Return all lines that include the string "千克铀中的铀核如果全部发生裂变".

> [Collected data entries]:
━━━━━━━━━━━━━━━━━━━━━━━━━━━━━━
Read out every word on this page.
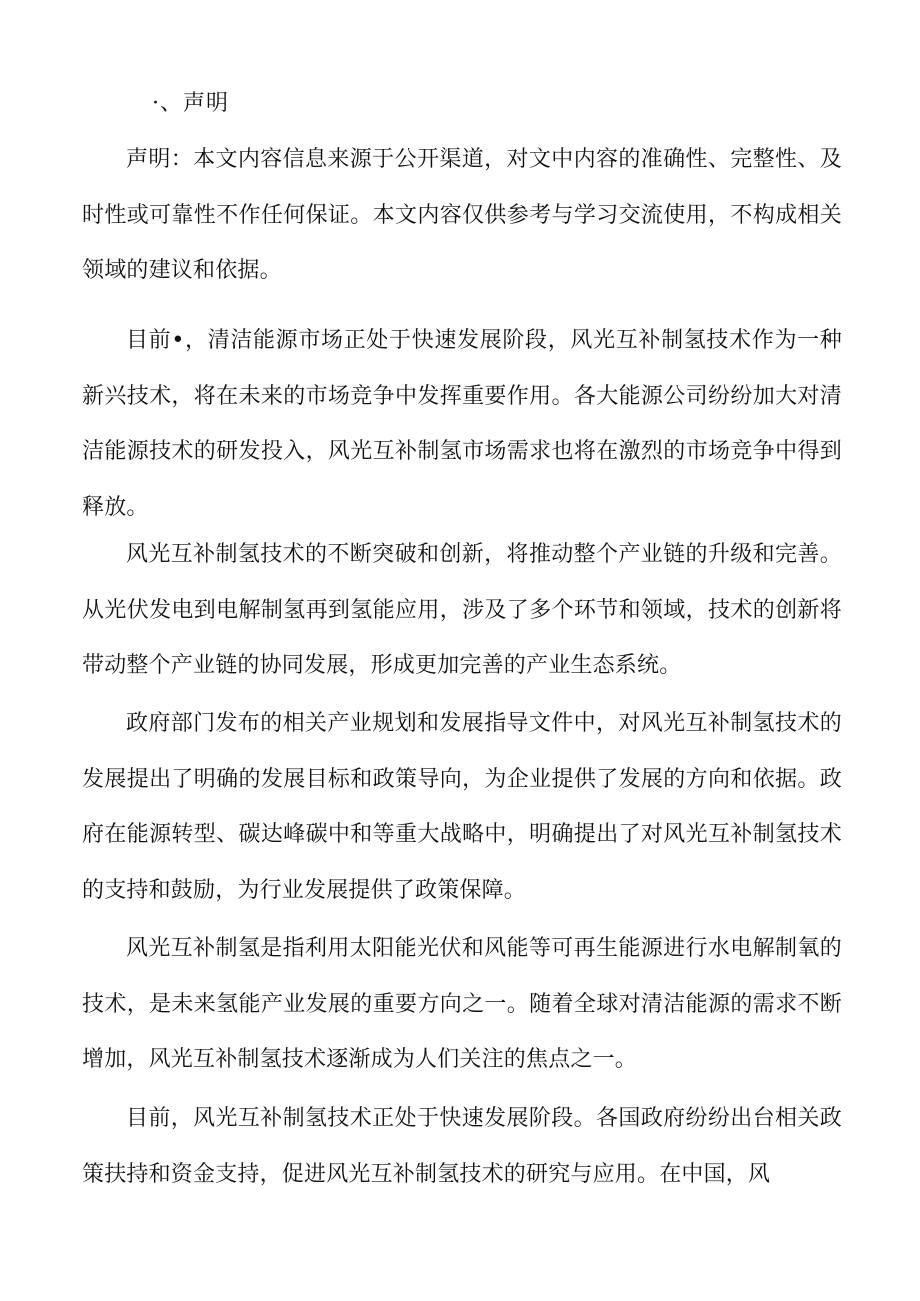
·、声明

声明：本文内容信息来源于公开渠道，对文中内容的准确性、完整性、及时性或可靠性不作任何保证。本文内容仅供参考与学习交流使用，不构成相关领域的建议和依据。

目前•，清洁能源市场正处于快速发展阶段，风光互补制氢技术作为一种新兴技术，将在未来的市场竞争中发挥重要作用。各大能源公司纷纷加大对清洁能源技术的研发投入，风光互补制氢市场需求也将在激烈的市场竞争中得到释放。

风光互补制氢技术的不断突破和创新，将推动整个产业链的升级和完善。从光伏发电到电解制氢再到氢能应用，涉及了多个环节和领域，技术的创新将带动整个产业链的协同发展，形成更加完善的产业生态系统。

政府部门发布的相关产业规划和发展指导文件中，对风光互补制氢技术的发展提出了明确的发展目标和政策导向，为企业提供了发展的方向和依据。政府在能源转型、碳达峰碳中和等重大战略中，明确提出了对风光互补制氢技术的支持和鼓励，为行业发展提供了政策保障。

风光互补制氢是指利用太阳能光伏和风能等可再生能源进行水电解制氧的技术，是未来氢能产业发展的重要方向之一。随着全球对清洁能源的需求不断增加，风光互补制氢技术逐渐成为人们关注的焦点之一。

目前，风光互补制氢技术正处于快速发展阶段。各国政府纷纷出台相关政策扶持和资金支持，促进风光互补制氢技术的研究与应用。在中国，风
━━━━━━━━━━━━━━━━━━━━━━━━━━━━━━
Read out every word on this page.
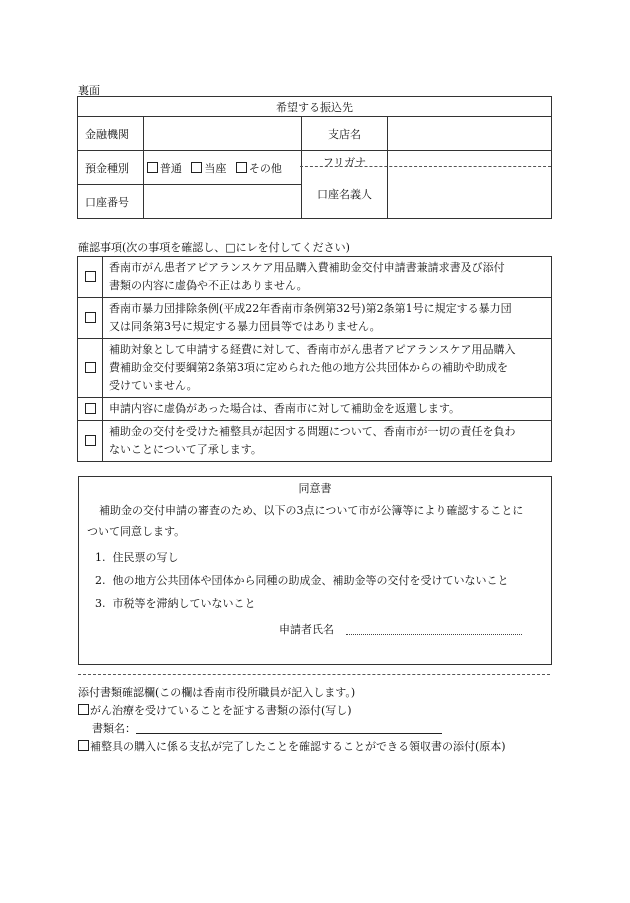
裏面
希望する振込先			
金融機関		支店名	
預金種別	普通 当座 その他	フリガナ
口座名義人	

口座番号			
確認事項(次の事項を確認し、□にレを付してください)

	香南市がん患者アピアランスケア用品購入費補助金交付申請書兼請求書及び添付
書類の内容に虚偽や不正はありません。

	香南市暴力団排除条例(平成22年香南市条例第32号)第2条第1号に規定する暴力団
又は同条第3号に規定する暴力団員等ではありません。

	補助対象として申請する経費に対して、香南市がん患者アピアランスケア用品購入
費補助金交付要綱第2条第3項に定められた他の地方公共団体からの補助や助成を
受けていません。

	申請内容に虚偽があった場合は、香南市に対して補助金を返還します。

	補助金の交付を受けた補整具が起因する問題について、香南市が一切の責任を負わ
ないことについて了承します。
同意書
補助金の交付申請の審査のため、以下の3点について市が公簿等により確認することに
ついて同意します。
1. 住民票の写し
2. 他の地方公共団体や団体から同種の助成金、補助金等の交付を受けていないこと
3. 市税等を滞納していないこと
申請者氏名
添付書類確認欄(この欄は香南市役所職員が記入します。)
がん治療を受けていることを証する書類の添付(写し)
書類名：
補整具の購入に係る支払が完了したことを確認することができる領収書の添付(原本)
━━━━━━━━━━━━━━━━━━━━━━━━━━━━━━
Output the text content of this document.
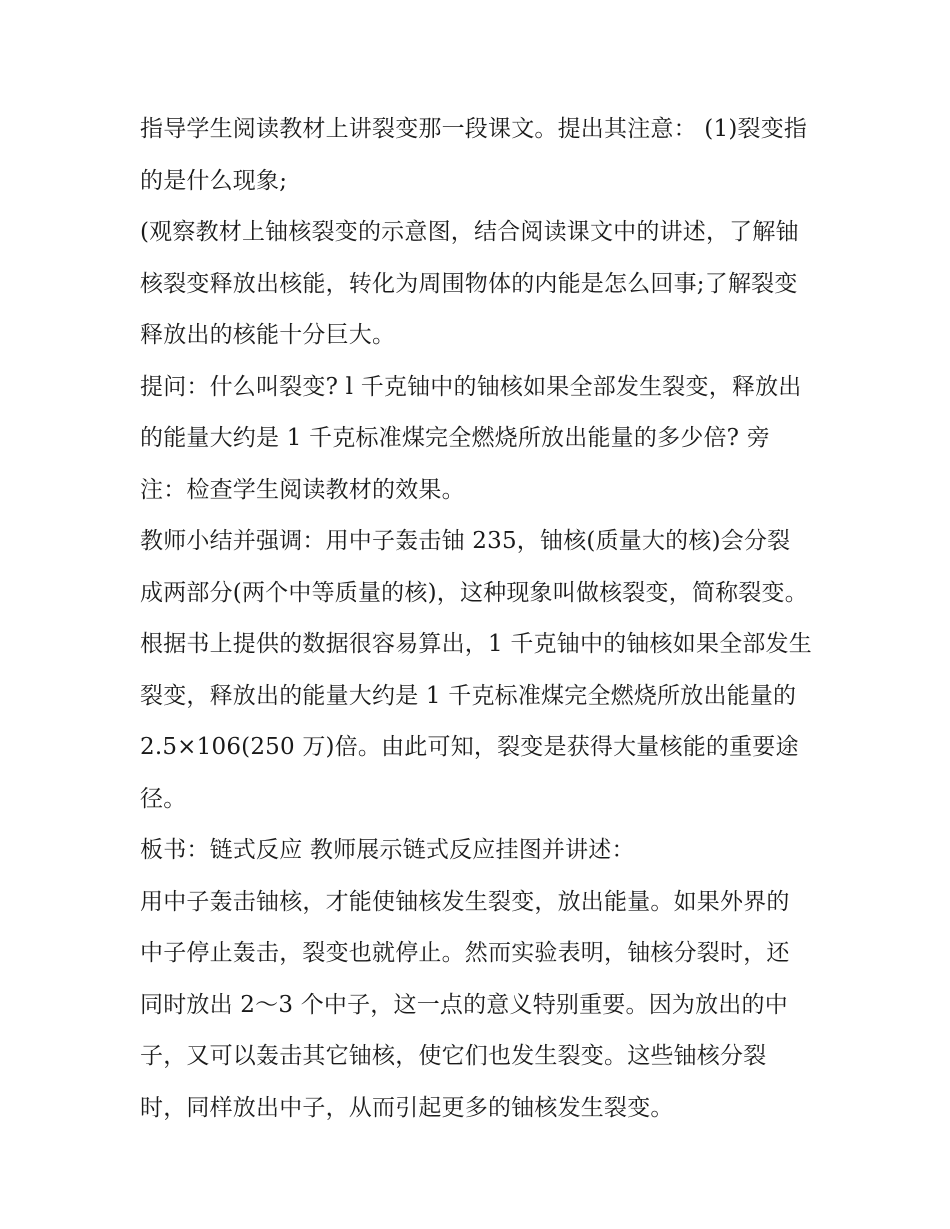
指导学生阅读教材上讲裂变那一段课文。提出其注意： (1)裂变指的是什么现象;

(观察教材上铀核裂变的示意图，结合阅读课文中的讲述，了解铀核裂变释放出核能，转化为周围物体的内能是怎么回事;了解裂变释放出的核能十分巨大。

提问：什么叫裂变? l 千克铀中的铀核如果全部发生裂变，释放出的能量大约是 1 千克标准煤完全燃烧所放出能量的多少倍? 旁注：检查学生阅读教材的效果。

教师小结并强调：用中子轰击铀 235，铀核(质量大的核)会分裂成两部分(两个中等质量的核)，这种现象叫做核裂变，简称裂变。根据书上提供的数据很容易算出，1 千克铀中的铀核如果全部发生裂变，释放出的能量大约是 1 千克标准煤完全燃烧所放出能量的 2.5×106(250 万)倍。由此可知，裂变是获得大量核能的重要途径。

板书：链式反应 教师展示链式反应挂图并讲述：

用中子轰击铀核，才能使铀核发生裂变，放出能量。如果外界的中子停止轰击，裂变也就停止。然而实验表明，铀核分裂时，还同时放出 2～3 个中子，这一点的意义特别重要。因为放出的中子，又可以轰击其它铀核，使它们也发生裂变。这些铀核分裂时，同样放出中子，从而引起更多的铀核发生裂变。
━━━━━━━━━━━━━━━━━━━━━━━━━━━━━━
> [ANSWER]:
提问：什么叫裂变? l 千克铀中的铀核如果全部发生裂变，释放出的能量大约是 1 千克标准煤完全燃烧所放出能量的多少倍? 旁注：检查学生阅读教材的效果。
教师小结并强调：用中子轰击铀 235，铀核(质量大的核)会分裂成两部分(两个中等质量的核)，这种现象叫做核裂变，简称裂变。根据书上提供的数据很容易算出，1 千克铀中的铀核如果全部发生裂变，释放出的能量大约是 1 千克标准煤完全燃烧所放出能量的 2.5×106(250 万)倍。由此可知，裂变是获得大量核能的重要途径。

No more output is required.